Exercise details
Scan the entries below for the word "автозаправочных". Copy each line that has it.

Input rows
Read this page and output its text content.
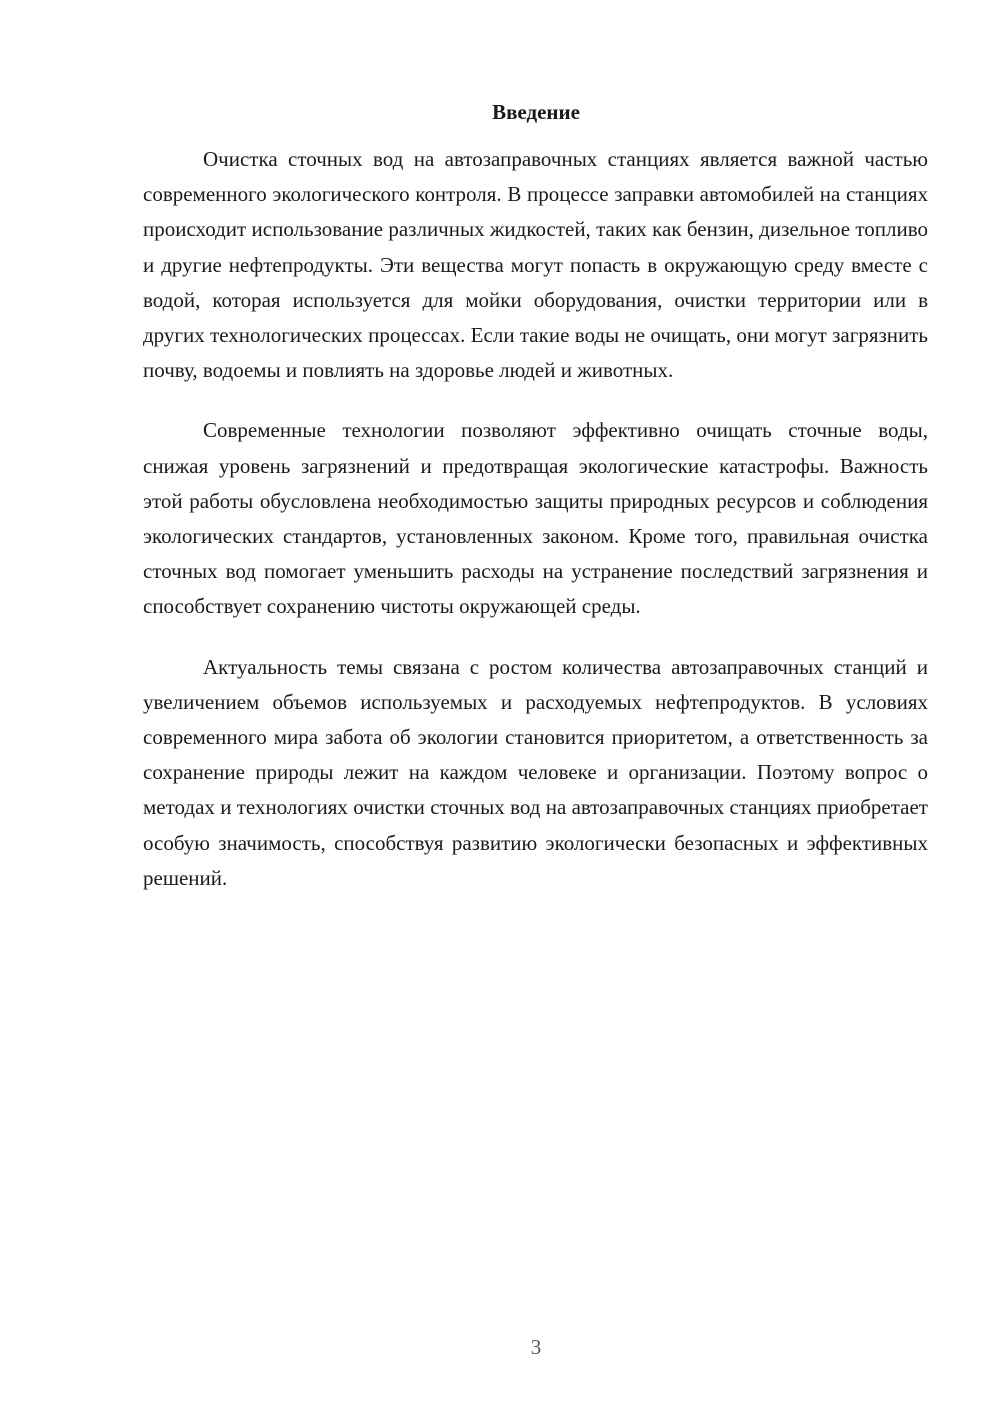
Введение

Очистка сточных вод на автозаправочных станциях является важной частью современного экологического контроля. В процессе заправки автомобилей на станциях происходит использование различных жидкостей, таких как бензин, дизельное топливо и другие нефтепродукты. Эти вещества могут попасть в окружающую среду вместе с водой, которая используется для мойки оборудования, очистки территории или в других технологических процессах. Если такие воды не очищать, они могут загрязнить почву, водоемы и повлиять на здоровье людей и животных.

Современные технологии позволяют эффективно очищать сточные воды, снижая уровень загрязнений и предотвращая экологические катастрофы. Важность этой работы обусловлена необходимостью защиты природных ресурсов и соблюдения экологических стандартов, установленных законом. Кроме того, правильная очистка сточных вод помогает уменьшить расходы на устранение последствий загрязнения и способствует сохранению чистоты окружающей среды.

Актуальность темы связана с ростом количества автозаправочных станций и увеличением объемов используемых и расходуемых нефтепродуктов. В условиях современного мира забота об экологии становится приоритетом, а ответственность за сохранение природы лежит на каждом человеке и организации. Поэтому вопрос о методах и технологиях очистки сточных вод на автозаправочных станциях приобретает особую значимость, способствуя развитию экологически безопасных и эффективных решений.

3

Output
Очистка сточных вод на автозаправочных станциях является важной частью современного экологического контроля. В процессе заправки автомобилей на станциях происходит использование различных жидкостей, таких как бензин, дизельное топливо и другие нефтепродукты. Эти вещества могут попасть в окружающую среду вместе с водой, которая используется для мойки оборудования, очистки территории или в других технологических процессах. Если такие воды не очищать, они могут загрязнить почву, водоемы и повлиять на здоровье людей и животных.
Актуальность темы связана с ростом количества автозаправочных станций и увеличением объемов используемых и расходуемых нефтепродуктов. В условиях современного мира забота об экологии становится приоритетом, а ответственность за сохранение природы лежит на каждом человеке и организации. Поэтому вопрос о методах и технологиях очистки сточных вод на автозаправочных станциях приобретает особую значимость, способствуя развитию экологически безопасных и эффективных решений.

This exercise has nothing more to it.